Dataset items
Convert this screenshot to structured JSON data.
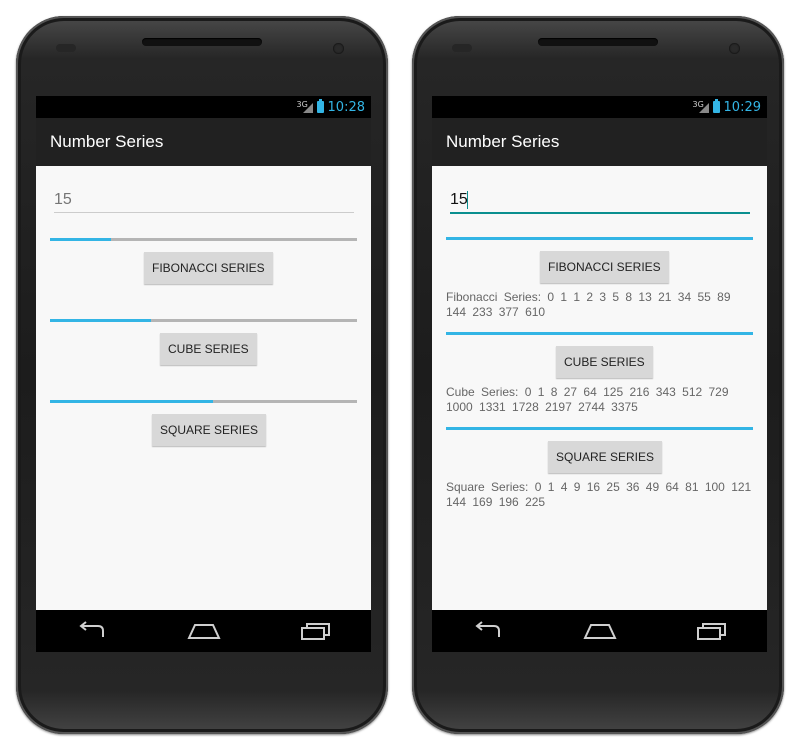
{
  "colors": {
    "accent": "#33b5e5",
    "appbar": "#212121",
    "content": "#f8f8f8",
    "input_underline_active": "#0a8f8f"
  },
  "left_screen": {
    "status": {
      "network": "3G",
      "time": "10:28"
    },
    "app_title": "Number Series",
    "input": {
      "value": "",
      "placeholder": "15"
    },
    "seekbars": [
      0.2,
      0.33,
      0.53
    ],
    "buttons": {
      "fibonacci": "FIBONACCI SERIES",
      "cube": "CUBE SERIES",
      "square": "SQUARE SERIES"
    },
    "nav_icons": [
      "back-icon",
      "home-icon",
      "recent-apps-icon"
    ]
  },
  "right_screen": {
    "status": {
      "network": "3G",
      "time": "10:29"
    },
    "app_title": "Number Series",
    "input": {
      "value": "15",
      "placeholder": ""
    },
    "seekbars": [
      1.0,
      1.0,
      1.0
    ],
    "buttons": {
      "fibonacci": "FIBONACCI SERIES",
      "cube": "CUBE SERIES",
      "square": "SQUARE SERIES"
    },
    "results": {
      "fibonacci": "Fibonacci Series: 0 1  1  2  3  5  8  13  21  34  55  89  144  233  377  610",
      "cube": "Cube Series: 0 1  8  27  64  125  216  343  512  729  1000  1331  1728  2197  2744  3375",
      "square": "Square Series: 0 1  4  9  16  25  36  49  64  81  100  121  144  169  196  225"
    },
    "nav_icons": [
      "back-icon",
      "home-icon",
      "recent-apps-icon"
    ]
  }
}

---

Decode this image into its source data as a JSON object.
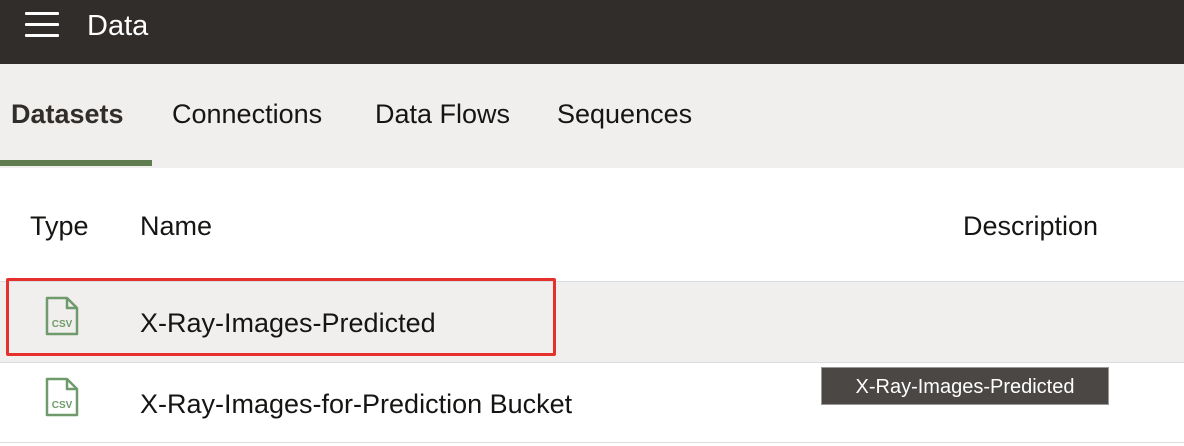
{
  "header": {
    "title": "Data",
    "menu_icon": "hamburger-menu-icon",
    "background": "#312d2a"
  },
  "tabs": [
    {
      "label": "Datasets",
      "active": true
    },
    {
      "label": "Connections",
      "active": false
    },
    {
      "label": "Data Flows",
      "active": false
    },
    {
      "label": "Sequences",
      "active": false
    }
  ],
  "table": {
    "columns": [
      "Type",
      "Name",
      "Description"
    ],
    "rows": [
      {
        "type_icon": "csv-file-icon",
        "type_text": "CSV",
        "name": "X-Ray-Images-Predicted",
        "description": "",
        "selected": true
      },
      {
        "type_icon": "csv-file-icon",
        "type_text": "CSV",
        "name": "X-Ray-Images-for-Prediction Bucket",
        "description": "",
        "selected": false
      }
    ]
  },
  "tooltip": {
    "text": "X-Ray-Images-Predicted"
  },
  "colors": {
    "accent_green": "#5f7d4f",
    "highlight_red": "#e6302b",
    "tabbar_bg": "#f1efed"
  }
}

--

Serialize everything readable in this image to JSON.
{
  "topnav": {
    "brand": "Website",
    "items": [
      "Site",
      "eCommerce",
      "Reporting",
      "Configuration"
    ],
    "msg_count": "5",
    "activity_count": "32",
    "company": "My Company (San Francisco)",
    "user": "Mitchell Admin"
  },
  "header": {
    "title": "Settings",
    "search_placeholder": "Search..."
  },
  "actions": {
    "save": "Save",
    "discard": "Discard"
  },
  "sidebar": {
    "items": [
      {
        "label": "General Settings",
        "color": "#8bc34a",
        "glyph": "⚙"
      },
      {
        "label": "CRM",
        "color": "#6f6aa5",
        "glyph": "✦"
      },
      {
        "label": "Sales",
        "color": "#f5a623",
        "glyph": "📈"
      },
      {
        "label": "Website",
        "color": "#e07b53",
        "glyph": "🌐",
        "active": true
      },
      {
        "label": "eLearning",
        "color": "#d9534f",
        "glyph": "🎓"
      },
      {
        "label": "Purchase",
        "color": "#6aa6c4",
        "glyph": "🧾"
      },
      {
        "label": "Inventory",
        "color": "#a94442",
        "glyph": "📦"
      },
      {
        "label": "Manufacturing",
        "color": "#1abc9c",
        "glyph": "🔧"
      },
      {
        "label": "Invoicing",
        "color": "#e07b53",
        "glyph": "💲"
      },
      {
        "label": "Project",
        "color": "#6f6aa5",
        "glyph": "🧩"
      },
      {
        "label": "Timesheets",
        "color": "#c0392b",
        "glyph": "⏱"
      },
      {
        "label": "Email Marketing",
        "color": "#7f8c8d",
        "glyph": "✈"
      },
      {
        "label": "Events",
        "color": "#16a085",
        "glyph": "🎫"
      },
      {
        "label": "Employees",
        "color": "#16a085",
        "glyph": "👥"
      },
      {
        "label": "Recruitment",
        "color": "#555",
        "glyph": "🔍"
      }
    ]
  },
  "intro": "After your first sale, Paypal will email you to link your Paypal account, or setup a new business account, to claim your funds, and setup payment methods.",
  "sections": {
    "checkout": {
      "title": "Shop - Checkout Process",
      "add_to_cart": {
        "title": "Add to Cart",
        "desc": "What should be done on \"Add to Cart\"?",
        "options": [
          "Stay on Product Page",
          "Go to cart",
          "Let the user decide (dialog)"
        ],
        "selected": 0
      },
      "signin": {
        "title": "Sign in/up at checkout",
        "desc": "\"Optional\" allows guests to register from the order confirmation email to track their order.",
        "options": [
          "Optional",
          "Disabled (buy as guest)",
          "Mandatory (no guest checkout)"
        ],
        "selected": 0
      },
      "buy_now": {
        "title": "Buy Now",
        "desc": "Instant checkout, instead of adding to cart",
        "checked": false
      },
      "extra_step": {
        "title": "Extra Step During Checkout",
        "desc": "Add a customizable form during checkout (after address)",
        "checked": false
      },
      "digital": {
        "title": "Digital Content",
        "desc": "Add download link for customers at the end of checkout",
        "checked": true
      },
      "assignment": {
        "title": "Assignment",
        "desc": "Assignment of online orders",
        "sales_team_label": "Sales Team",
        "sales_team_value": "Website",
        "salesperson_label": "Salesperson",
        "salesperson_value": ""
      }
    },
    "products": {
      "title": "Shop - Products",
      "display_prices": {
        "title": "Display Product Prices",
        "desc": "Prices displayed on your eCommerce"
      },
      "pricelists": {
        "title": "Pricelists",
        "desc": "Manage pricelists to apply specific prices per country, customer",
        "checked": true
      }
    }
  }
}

**DIRECTIVE**
Copy out each line of the material that holds the word "your".

**TASK SOLUTION**
  "intro": "After your first sale, Paypal will email you to link your Paypal account, or setup a new business account, to claim your funds, and setup payment methods.",
        "desc": "Prices displayed on your eCommerce"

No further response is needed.